### Brief A:
Reproduce the passage of the Get Coding article starting with "The classes exposed" and going on through "strengths and weaknesses.".
### Brief B:
Write the next part of the article about Get Coding and Newfoundland and Labrador's tech sector, picking up right after its final sentence.

### Source passage:
*** Begin section ***

At the end of January, after retraining with Get Coding, Oake landed a job as a software developer with PolyUnity, a medical manufacturing business in St. John’s.

“I didn’t even apply to the job at PolyUnity, they contacted me because of how tightly connected the network is here in the tech community,” said Oake.

The Department of Industry, Energy and Technology expects the estimated $1.6B tech sector to grow and add over 2,000 new jobs over the next 3 years in N.L.

The growth arrives as N.L’s oil sector suffers: according to the department, 5,300 persons were directly employed by oil and gas at the end of last year, compared to around 9,000 the previous year.

Tailored training

The Chief Executive of Get Coding identifies a need for his program’s services as N.L’s tech sector expands.

“Coding is a process of writing commands on your computer and making the computer show or do things in the way you want [it] to,” said Jan Mertlík, who has a degree in computer science from Memorial University, and runs Get Coding with his co-founder Sahand Seifi.

“It’s needed in every industry,”

he said, adding there’s huge demand for a lot of jobs, such as front-end and back-end developers, full stack developers, and software developers, in the region.

Get Coding tailors its offering to each student, Mertlik said, by providing one-on-one training to help persons learn the skills they need to get a job in technology.

In 2019, Mertlik and his business partner started holding in-person coding classes, with the first course an introduction to web development.

“We had a group of 10 students and we got them in a room and then we walked them through the process of building a website,” he said.

The classes exposed students to JavaScript, CSS and HTML, “the sort of foundational languages of the web,” he said, lessons that were migrated online following the outbreak of COVID-19.

Back in January, Mertlik said Get Coding had 13 students, though his class has now grown to 20. Before anyone starts the program, they assess students to identify their strengths and weaknesses.

*** End section ***

### Listed records:
*** Begin section ***

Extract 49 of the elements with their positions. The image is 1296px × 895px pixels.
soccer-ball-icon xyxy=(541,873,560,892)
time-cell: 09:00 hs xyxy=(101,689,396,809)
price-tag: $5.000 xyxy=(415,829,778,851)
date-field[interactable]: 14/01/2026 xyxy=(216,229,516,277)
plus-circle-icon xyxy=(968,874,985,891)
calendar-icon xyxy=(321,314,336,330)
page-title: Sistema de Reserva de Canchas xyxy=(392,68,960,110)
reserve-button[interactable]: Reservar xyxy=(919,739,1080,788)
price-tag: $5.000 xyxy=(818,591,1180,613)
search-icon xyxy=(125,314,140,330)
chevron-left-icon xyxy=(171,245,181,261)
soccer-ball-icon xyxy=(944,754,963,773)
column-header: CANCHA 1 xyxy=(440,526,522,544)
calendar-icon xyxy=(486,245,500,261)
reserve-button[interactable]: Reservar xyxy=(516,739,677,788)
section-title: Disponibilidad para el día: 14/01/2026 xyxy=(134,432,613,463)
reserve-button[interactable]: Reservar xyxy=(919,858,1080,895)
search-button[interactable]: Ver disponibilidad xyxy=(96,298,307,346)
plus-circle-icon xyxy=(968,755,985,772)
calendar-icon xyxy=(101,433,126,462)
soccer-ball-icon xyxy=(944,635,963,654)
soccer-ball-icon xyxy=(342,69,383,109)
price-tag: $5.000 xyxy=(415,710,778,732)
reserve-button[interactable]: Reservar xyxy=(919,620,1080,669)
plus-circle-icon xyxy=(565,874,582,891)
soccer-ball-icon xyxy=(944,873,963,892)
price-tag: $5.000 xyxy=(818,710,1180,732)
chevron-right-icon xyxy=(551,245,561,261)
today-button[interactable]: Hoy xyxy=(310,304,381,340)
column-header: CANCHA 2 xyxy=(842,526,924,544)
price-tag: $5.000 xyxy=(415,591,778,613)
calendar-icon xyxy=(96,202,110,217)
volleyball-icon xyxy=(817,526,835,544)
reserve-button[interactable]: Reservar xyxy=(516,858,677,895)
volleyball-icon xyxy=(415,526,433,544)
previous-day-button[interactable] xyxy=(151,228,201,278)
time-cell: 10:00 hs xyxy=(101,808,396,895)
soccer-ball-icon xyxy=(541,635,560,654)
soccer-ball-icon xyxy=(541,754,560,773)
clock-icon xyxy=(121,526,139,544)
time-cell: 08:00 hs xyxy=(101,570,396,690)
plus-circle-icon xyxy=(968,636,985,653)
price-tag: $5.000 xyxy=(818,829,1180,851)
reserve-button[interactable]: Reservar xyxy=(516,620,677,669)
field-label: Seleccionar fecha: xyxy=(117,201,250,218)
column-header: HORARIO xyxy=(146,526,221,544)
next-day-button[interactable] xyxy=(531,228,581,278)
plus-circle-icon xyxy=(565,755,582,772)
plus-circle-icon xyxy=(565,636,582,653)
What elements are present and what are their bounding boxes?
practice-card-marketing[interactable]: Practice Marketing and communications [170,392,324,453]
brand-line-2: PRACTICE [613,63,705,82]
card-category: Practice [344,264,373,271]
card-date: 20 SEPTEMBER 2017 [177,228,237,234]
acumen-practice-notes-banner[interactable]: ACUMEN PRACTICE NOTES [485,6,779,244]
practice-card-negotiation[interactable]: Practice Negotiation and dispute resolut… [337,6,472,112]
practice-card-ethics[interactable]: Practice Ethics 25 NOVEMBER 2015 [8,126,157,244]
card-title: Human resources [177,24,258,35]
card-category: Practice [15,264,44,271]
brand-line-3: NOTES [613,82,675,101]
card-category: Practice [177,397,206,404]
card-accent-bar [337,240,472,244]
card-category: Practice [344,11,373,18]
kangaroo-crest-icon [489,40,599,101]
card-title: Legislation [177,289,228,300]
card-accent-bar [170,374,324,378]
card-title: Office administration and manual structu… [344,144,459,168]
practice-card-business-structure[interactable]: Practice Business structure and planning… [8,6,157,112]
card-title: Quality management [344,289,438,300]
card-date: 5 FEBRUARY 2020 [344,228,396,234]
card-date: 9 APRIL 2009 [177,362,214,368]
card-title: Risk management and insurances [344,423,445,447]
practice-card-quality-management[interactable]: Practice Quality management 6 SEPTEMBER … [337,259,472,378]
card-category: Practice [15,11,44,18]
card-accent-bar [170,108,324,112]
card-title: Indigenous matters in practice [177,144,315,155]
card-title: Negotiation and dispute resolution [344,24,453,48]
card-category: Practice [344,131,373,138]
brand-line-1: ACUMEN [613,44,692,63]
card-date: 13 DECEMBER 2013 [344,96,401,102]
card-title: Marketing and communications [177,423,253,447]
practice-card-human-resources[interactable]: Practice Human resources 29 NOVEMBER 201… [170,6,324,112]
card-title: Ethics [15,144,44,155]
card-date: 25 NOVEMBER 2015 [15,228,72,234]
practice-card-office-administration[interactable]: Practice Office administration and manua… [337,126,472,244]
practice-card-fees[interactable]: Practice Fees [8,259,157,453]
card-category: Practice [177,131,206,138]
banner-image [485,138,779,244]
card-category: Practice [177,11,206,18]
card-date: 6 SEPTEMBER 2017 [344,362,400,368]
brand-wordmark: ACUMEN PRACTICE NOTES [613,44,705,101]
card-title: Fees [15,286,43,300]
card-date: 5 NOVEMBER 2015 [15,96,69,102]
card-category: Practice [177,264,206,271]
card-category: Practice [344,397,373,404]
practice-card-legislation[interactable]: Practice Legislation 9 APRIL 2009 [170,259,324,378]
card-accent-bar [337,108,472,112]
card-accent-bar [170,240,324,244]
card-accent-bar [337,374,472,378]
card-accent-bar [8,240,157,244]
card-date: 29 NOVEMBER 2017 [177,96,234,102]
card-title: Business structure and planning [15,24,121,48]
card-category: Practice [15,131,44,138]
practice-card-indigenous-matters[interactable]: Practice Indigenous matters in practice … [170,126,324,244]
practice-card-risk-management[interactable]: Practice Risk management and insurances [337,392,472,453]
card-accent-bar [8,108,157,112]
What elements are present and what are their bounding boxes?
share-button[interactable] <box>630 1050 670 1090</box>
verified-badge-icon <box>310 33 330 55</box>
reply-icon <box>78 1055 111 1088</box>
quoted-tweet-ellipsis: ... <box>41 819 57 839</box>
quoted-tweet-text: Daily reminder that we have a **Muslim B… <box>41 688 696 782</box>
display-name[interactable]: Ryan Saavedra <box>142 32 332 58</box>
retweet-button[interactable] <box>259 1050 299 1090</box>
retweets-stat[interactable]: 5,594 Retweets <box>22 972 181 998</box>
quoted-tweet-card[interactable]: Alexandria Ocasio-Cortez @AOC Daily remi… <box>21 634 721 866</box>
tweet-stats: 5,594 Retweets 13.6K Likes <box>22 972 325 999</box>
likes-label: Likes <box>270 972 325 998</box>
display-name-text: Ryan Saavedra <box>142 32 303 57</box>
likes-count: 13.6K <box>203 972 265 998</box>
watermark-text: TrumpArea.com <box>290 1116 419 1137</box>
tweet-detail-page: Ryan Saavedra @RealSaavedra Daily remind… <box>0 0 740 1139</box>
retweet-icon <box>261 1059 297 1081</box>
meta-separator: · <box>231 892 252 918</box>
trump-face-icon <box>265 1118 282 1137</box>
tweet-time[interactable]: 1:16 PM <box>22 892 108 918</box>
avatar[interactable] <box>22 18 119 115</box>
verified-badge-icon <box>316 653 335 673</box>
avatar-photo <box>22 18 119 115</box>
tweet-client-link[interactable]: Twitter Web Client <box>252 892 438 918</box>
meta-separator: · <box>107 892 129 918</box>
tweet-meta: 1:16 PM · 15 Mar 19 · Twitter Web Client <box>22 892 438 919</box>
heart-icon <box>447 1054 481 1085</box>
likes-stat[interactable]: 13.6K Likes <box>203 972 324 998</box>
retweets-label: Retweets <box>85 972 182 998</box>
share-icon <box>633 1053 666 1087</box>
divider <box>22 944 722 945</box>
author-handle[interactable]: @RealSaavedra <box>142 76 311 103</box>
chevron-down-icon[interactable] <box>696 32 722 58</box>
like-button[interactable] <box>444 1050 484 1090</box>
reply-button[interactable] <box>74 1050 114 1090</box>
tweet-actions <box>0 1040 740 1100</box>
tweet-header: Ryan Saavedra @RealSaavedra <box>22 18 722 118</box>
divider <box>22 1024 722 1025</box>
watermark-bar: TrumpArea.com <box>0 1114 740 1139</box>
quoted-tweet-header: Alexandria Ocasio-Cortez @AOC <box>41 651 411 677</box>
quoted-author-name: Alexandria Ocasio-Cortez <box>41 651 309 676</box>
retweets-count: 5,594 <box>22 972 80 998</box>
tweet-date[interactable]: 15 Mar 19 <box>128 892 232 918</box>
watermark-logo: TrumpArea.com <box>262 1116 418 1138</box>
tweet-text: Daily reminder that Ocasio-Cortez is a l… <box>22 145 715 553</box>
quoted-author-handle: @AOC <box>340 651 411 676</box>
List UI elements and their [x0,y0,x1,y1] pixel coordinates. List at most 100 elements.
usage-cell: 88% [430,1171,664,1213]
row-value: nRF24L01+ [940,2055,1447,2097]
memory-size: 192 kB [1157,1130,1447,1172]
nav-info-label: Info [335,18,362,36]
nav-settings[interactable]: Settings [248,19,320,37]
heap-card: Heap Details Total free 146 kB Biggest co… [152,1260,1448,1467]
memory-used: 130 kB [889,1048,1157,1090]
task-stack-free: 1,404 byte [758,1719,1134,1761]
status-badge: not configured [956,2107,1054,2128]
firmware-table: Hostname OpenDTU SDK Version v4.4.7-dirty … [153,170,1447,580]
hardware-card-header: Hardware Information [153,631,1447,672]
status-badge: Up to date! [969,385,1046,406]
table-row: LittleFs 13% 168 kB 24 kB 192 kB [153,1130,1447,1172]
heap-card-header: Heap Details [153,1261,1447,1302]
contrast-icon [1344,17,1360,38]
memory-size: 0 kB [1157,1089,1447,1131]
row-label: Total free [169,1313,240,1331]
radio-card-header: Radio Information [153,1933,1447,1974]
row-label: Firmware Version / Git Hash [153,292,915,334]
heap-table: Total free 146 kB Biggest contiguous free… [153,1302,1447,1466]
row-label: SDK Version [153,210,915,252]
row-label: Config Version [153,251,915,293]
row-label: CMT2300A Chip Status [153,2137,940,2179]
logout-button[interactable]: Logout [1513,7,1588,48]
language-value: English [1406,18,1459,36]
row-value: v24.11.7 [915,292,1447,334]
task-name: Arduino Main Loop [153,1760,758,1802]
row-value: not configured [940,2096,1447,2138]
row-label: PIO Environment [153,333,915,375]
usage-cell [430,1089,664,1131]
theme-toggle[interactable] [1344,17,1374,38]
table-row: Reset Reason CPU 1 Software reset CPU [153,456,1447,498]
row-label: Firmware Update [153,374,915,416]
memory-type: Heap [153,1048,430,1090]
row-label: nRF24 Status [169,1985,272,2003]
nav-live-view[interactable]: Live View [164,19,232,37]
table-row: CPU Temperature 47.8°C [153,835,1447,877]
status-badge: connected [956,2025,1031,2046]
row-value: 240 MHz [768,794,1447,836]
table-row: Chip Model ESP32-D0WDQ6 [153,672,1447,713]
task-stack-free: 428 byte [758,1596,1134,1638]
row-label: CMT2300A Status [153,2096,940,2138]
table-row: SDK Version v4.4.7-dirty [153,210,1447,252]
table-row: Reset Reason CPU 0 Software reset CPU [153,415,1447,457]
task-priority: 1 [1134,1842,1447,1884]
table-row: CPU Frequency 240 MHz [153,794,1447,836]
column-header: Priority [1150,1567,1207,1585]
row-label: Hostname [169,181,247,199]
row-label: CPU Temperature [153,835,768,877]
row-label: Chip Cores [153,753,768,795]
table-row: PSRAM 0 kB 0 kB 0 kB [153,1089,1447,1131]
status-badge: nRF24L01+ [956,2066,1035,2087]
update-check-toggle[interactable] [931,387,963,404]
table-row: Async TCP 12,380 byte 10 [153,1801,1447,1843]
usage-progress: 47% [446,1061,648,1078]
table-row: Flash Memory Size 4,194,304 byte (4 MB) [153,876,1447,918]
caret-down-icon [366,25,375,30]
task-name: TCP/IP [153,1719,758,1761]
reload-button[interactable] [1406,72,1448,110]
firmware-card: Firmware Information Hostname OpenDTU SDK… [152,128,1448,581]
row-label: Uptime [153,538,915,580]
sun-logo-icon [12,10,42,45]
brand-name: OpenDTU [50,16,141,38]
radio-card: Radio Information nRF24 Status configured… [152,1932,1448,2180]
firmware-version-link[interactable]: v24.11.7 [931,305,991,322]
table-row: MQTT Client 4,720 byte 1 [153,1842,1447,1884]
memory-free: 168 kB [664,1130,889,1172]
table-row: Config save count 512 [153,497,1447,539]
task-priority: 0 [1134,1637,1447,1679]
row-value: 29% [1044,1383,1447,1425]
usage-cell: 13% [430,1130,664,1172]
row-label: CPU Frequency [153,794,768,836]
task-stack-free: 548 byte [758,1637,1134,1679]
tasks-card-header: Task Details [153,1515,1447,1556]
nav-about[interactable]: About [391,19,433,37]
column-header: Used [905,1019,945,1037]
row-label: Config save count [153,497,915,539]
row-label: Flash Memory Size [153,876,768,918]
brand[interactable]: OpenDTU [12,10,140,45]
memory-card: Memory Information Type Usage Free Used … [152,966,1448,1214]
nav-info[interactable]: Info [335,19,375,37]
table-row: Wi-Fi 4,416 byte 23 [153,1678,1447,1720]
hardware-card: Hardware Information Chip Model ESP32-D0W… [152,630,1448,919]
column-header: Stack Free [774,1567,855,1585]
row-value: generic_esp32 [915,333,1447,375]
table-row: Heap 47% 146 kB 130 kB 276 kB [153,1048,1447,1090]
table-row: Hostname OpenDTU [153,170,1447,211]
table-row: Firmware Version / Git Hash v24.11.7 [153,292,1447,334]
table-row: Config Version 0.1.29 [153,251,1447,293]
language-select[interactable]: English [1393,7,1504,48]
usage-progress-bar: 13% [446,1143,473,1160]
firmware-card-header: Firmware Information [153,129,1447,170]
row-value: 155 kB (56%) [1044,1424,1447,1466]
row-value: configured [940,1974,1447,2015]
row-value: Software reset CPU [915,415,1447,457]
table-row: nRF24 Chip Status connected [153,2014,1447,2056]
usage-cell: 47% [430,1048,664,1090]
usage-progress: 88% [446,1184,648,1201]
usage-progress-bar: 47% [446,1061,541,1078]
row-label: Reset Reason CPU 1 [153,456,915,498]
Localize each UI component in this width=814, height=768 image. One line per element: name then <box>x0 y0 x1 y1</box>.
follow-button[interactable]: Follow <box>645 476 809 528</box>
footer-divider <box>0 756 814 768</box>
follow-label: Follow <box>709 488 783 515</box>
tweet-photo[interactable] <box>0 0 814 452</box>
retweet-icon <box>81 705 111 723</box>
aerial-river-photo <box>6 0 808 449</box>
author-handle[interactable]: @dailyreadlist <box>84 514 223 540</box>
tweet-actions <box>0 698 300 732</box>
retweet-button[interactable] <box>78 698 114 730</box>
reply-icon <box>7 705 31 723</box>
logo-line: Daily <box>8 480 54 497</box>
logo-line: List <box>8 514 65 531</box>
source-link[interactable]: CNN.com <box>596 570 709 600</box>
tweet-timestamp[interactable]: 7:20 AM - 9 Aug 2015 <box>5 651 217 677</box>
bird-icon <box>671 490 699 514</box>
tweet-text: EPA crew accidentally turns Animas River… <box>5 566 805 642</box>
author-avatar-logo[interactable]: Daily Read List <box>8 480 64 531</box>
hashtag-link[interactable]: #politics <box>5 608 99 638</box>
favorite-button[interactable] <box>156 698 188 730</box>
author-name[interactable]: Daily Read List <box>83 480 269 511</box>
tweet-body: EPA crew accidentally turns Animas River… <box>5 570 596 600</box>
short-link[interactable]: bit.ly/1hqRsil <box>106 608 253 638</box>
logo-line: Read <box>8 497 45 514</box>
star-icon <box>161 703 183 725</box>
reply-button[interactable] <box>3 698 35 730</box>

*** End section ***

### Reply A:
The classes exposed students to JavaScript, CSS and HTML, “the sort of foundational languages of the web,” he said, lessons that were migrated online following the outbreak of COVID-19.

Back in January, Mertlik said Get Coding had 13 students, though his class has now grown to 20. Before anyone starts the program, they assess students to identify their strengths and weaknesses.

### Reply B:
“We get to understand what they know, what experiences they’ve had in the past, what skills they bring, what education they’ve had, what they like and what they don’t like. And then we work with them on establishing a goal,” he said.

The program takes 6 to 12 months to complete, depending on how much time individuals have to commit to their studies, and demand is high, said Mertlik.

“We have students messaging us every day, trying to see if this is a fit for them or not.”

Whereas Get Coding is not a formal college or university program, he said diplomas and certificates are not as crucial in the tech sector as elsewhere. What matters, according to Merlik, is a practical hands-on experience, especially given that the languages used to write code evolve quickly.

“We stay in touch with the local industry, making sure we know what technologies they’re using today, and we’re hoping to work with them in the future to make sure we know what technologies they’re going to be using in the future,” said Mertlík.

Meanwhile, Oake, who interviewed some firms before landing his job, agrees with Merlik’s approach, He said it is an exciting time to start in the industry.

“There’s so many really cool companies here doing so many really cool things. And they desperately need people,” said Oake.

Mertlik went on to say that his vision is to build Get Coding into the centerpiece of Atlantic Canada’s tech sector.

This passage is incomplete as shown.